> WHAT TO PRODUCE:
Make an exact copy of the records, with the pictures left out.

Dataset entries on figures
----------
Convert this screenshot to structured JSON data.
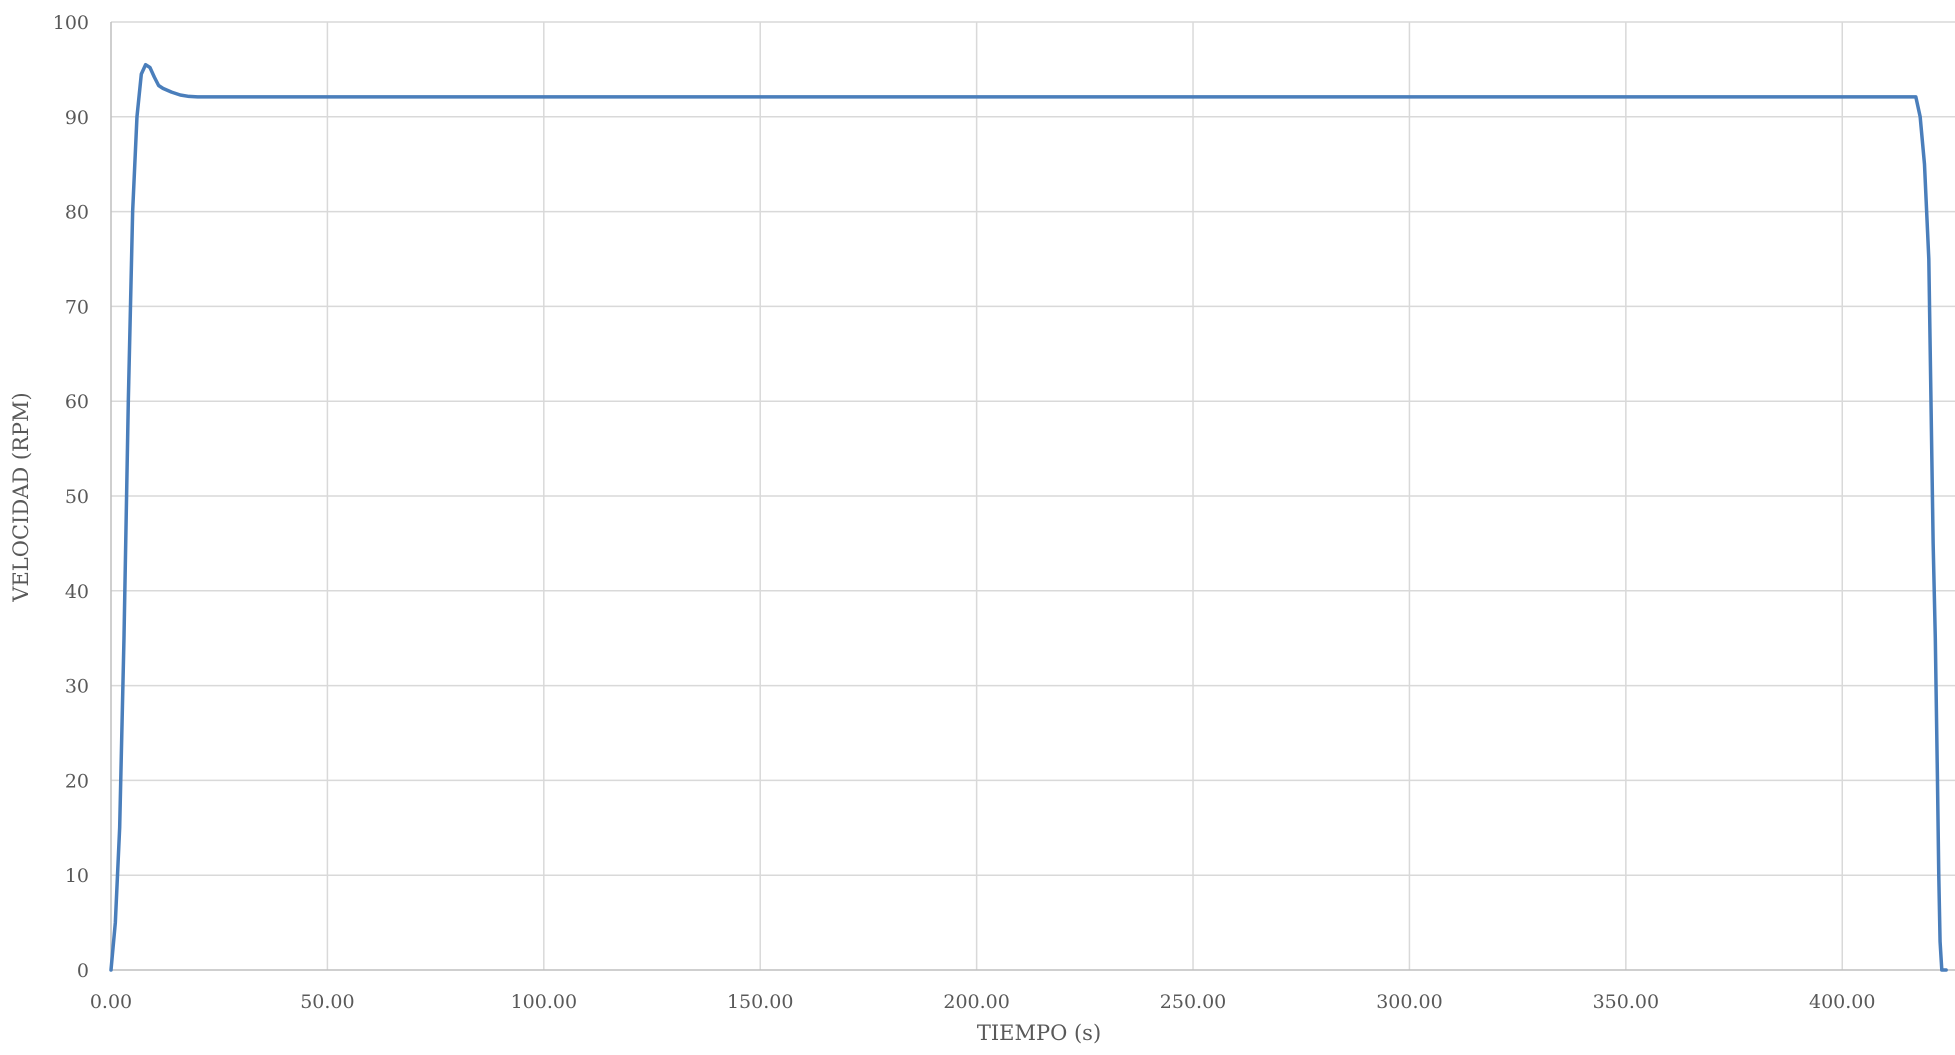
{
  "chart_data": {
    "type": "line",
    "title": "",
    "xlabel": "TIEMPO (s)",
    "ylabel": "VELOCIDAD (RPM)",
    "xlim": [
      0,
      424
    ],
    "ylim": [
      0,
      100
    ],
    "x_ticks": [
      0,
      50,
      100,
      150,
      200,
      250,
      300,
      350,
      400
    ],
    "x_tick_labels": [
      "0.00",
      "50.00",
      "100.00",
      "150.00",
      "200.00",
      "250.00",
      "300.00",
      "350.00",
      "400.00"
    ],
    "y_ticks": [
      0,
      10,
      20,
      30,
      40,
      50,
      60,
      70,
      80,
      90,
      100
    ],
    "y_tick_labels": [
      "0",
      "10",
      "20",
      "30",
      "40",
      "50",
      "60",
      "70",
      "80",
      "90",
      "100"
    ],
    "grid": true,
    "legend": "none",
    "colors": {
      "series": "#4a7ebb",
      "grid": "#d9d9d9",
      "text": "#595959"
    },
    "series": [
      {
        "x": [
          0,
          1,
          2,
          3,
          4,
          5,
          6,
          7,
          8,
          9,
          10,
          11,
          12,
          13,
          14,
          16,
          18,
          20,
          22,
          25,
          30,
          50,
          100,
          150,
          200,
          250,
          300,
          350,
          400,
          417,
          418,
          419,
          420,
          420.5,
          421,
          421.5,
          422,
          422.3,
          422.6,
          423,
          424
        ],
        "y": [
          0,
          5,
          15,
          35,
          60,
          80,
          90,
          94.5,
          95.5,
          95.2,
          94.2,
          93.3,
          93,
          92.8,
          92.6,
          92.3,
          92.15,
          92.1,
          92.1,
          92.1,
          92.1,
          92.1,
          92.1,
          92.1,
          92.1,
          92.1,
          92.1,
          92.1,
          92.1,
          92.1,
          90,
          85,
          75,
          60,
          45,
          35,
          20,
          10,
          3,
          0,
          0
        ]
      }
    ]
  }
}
----------
> ANSWER TO THE TASK:
Convert this screenshot to structured JSON data.
{
  "chart_data": {
    "type": "line",
    "title": "",
    "xlabel": "TIEMPO (s)",
    "ylabel": "VELOCIDAD (RPM)",
    "xlim": [
      0,
      424
    ],
    "ylim": [
      0,
      100
    ],
    "x_ticks": [
      0,
      50,
      100,
      150,
      200,
      250,
      300,
      350,
      400
    ],
    "x_tick_labels": [
      "0.00",
      "50.00",
      "100.00",
      "150.00",
      "200.00",
      "250.00",
      "300.00",
      "350.00",
      "400.00"
    ],
    "y_ticks": [
      0,
      10,
      20,
      30,
      40,
      50,
      60,
      70,
      80,
      90,
      100
    ],
    "y_tick_labels": [
      "0",
      "10",
      "20",
      "30",
      "40",
      "50",
      "60",
      "70",
      "80",
      "90",
      "100"
    ],
    "grid": true,
    "legend": "none",
    "colors": {
      "series": "#4a7ebb",
      "grid": "#d9d9d9",
      "text": "#595959"
    },
    "series": [
      {
        "x": [
          0,
          1,
          2,
          3,
          4,
          5,
          6,
          7,
          8,
          9,
          10,
          11,
          12,
          13,
          14,
          16,
          18,
          20,
          22,
          25,
          30,
          50,
          100,
          150,
          200,
          250,
          300,
          350,
          400,
          417,
          418,
          419,
          420,
          420.5,
          421,
          421.5,
          422,
          422.3,
          422.6,
          423,
          424
        ],
        "y": [
          0,
          5,
          15,
          35,
          60,
          80,
          90,
          94.5,
          95.5,
          95.2,
          94.2,
          93.3,
          93,
          92.8,
          92.6,
          92.3,
          92.15,
          92.1,
          92.1,
          92.1,
          92.1,
          92.1,
          92.1,
          92.1,
          92.1,
          92.1,
          92.1,
          92.1,
          92.1,
          92.1,
          90,
          85,
          75,
          60,
          45,
          35,
          20,
          10,
          3,
          0,
          0
        ]
      }
    ]
  }
}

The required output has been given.